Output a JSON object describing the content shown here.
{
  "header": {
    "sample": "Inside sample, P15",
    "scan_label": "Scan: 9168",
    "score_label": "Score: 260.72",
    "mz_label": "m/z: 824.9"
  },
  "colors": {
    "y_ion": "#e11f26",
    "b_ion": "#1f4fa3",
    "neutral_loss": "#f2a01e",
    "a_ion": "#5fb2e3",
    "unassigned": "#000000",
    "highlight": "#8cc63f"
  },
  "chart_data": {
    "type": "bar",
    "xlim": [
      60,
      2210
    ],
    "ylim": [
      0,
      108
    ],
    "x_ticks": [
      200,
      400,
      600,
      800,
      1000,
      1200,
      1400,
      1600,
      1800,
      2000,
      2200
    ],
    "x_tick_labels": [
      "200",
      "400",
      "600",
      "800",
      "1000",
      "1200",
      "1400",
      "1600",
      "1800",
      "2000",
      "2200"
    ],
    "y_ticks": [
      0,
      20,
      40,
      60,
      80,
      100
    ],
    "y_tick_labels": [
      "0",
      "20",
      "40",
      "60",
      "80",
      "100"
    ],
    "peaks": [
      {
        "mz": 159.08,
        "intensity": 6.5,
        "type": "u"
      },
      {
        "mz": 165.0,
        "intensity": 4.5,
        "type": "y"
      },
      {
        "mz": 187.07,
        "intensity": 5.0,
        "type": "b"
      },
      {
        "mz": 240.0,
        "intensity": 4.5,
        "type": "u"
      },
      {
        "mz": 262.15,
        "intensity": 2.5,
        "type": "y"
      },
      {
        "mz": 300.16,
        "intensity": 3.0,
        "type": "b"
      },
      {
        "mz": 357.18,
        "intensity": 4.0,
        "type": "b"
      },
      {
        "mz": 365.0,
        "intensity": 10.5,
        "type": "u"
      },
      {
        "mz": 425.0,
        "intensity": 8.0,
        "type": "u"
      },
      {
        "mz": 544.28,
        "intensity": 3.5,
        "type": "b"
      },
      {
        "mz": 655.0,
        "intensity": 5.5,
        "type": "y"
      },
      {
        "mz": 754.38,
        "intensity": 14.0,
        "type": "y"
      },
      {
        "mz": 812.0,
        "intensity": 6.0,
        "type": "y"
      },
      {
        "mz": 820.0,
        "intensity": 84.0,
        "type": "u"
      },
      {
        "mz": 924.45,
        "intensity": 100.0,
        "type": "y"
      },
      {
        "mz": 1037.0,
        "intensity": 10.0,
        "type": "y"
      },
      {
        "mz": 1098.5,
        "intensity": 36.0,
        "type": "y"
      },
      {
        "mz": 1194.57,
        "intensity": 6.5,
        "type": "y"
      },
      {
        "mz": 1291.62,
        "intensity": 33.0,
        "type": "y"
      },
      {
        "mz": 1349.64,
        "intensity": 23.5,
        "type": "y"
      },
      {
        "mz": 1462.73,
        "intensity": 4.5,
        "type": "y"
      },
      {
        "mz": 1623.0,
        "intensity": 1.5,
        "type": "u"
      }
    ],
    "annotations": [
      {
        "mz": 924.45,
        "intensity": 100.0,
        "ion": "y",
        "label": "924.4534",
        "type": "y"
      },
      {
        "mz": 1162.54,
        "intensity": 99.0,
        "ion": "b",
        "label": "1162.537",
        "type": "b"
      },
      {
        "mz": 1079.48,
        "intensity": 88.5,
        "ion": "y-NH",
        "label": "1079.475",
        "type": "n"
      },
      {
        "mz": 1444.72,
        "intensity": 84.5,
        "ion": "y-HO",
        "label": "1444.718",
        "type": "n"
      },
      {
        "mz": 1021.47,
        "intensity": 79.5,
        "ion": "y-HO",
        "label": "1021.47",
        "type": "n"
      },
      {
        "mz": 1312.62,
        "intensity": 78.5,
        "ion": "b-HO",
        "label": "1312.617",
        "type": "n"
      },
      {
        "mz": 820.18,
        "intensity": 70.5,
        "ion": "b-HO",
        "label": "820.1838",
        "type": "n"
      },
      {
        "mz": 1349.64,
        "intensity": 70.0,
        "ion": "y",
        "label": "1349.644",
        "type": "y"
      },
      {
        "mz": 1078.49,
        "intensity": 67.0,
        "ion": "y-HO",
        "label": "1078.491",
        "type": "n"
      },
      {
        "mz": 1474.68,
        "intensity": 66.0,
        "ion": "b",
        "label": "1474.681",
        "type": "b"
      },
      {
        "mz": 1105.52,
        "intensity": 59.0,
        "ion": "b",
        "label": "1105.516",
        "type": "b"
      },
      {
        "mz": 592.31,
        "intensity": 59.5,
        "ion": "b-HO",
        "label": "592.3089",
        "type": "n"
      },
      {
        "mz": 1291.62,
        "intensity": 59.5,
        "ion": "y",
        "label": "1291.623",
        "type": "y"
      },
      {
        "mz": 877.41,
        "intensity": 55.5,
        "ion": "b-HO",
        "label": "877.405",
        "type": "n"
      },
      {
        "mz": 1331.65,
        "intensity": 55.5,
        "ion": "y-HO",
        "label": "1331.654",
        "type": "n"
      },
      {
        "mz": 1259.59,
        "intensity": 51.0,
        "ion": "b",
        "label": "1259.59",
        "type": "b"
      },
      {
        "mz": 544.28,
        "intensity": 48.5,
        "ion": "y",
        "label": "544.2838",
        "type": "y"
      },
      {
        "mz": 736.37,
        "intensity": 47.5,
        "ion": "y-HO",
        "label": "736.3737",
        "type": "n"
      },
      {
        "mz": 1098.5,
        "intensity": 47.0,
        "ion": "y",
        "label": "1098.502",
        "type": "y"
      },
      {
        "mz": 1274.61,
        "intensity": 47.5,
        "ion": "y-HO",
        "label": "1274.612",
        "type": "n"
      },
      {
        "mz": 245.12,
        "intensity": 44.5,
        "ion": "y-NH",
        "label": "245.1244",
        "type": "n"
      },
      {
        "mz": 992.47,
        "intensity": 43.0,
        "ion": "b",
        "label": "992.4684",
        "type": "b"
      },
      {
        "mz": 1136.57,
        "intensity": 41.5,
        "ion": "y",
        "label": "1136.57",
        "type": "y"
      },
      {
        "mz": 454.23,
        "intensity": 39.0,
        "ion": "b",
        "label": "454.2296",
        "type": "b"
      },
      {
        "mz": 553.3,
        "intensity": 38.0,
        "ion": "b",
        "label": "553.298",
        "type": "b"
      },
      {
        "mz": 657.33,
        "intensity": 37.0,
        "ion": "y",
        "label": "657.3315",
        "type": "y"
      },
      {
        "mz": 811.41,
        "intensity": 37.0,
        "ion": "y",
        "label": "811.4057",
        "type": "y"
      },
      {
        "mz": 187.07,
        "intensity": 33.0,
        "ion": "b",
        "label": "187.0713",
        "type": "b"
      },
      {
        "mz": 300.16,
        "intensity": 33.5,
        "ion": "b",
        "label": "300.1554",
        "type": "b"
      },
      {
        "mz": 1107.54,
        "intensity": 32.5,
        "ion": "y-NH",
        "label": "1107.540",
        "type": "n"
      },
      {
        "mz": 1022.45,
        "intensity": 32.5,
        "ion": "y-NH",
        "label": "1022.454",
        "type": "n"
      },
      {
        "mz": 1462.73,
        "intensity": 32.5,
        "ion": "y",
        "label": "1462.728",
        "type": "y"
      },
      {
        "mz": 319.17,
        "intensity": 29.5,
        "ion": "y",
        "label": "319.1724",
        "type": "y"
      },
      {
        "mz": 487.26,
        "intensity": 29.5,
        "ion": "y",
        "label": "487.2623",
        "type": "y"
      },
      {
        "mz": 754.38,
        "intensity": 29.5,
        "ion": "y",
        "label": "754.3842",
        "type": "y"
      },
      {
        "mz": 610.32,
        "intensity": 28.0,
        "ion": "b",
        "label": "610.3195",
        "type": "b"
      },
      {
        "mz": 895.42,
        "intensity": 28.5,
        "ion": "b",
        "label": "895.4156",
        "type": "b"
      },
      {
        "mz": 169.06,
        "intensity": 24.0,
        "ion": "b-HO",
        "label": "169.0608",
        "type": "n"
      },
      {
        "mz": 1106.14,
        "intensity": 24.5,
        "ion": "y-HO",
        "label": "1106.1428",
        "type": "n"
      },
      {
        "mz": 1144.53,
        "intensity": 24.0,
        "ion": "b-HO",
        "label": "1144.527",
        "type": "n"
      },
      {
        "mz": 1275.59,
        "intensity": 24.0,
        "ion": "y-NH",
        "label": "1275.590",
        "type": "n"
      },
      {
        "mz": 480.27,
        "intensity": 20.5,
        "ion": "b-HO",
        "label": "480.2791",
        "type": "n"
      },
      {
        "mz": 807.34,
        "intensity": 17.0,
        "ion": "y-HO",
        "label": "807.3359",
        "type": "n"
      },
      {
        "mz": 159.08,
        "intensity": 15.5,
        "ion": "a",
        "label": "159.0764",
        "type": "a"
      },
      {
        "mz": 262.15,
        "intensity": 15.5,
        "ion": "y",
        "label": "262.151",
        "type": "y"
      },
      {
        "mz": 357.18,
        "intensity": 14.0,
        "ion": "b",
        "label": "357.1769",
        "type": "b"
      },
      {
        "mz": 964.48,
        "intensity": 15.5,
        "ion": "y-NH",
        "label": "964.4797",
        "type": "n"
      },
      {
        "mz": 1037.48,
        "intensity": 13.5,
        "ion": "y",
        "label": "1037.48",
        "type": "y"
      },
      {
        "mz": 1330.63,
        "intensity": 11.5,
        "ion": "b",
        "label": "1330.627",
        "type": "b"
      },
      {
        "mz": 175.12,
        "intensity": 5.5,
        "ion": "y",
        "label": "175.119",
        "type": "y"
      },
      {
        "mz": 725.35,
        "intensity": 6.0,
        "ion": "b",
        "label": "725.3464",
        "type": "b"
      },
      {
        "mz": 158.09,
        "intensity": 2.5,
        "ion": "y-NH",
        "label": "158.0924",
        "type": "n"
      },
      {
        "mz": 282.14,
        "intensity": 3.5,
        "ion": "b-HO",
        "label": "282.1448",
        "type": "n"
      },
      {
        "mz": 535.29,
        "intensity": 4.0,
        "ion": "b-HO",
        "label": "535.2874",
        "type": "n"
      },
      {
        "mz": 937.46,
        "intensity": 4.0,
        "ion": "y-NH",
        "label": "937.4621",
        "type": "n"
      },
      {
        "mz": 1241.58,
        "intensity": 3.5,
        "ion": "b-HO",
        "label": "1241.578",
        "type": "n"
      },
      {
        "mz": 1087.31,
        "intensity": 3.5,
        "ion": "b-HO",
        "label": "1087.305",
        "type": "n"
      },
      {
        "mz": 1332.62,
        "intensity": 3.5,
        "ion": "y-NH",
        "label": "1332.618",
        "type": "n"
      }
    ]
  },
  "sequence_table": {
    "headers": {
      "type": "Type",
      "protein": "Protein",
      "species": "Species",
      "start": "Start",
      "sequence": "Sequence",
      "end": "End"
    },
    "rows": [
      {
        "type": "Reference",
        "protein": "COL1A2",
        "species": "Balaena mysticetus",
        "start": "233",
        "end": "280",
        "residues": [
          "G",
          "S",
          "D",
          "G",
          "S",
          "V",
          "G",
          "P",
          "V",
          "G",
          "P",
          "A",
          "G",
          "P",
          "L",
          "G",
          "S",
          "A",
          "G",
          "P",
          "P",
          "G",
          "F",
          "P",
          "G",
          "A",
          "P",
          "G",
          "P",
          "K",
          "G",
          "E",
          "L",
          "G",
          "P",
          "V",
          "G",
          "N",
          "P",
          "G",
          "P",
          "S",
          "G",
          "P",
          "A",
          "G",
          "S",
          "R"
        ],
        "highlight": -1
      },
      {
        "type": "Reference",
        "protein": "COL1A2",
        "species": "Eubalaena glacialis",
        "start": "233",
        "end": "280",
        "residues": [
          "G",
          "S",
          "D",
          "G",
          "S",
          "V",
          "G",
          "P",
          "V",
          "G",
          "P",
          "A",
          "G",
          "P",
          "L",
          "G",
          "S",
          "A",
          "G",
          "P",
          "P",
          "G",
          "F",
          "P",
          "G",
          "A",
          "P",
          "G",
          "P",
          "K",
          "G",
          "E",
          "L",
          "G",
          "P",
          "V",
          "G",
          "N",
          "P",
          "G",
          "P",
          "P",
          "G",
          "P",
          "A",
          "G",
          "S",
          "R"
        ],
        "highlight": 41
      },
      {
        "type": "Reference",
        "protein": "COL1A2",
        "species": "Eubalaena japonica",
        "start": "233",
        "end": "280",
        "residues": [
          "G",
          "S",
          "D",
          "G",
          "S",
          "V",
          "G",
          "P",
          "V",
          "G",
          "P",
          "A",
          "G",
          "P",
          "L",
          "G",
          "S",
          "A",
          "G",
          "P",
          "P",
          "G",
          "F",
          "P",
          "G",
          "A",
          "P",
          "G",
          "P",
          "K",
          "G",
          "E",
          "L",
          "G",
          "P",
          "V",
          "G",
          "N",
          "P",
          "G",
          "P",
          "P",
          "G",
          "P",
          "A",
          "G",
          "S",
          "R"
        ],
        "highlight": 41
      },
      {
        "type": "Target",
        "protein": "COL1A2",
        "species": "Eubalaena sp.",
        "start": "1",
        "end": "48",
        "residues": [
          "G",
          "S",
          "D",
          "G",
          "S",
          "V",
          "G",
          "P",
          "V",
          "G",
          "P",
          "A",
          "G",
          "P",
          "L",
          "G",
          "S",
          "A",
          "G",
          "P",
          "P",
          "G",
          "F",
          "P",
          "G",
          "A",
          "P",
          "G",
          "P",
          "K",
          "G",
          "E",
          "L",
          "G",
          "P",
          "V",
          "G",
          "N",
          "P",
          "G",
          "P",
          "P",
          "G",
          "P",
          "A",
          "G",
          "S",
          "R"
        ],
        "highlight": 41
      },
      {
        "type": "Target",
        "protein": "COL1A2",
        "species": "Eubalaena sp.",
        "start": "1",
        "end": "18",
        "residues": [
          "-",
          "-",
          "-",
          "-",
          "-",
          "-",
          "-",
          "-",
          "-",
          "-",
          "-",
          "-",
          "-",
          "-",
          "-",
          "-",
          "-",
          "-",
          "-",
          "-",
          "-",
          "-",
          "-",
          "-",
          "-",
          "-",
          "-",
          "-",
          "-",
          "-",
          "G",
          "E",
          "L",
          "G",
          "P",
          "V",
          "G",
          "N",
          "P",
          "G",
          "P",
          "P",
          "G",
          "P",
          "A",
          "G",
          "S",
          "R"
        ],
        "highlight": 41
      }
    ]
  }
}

..........

Your objective: The lines to return are those in the entries above that include "Eubalaena".

Exercise response:
        "species": "Eubalaena glacialis",
        "species": "Eubalaena japonica",
        "species": "Eubalaena sp.",
        "species": "Eubalaena sp.",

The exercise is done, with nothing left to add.